[REQUIREMENT]
Every entry that follows needs to be repeated exactly.

[INPUT FOR THIS TASK]
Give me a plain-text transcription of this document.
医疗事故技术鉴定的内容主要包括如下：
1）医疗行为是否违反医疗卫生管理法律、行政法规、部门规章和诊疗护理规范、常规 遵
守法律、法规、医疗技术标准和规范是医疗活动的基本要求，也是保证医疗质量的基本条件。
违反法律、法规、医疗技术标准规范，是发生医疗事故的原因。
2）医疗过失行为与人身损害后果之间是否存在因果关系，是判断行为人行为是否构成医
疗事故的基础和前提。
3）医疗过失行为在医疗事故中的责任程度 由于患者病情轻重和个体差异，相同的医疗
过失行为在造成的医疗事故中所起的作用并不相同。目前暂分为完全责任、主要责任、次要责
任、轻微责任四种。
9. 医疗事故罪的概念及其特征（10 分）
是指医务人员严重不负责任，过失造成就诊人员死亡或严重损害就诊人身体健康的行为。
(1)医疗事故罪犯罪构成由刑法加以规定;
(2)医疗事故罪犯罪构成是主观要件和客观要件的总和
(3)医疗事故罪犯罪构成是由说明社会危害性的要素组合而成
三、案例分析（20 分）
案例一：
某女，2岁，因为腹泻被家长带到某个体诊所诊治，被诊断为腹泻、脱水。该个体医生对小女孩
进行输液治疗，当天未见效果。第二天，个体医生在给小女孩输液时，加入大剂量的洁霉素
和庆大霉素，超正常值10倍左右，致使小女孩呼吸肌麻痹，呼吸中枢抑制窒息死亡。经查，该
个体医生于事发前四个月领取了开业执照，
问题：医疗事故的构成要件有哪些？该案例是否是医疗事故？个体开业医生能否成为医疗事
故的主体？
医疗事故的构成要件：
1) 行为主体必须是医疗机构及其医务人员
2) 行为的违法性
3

[TASK SOLUTION]
Give me a plain-text transcription of this document.
医疗事故技术鉴定的内容主要包括如下：
1）医疗行为是否违反医疗卫生管理法律、行政法规、部门规章和诊疗护理规范、常规 遵
守法律、法规、医疗技术标准和规范是医疗活动的基本要求，也是保证医疗质量的基本条件。
违反法律、法规、医疗技术标准规范，是发生医疗事故的原因。
2）医疗过失行为与人身损害后果之间是否存在因果关系，是判断行为人行为是否构成医
疗事故的基础和前提。
3）医疗过失行为在医疗事故中的责任程度 由于患者病情轻重和个体差异，相同的医疗
过失行为在造成的医疗事故中所起的作用并不相同。目前暂分为完全责任、主要责任、次要责
任、轻微责任四种。
9. 医疗事故罪的概念及其特征（10 分）
是指医务人员严重不负责任，过失造成就诊人员死亡或严重损害就诊人身体健康的行为。
(1)医疗事故罪犯罪构成由刑法加以规定;
(2)医疗事故罪犯罪构成是主观要件和客观要件的总和
(3)医疗事故罪犯罪构成是由说明社会危害性的要素组合而成
三、案例分析（20 分）
案例一：
某女，2岁，因为腹泻被家长带到某个体诊所诊治，被诊断为腹泻、脱水。该个体医生对小女孩
进行输液治疗，当天未见效果。第二天，个体医生在给小女孩输液时，加入大剂量的洁霉素
和庆大霉素，超正常值10倍左右，致使小女孩呼吸肌麻痹，呼吸中枢抑制窒息死亡。经查，该
个体医生于事发前四个月领取了开业执照，
问题：医疗事故的构成要件有哪些？该案例是否是医疗事故？个体开业医生能否成为医疗事
故的主体？
医疗事故的构成要件：
1) 行为主体必须是医疗机构及其医务人员
2) 行为的违法性
3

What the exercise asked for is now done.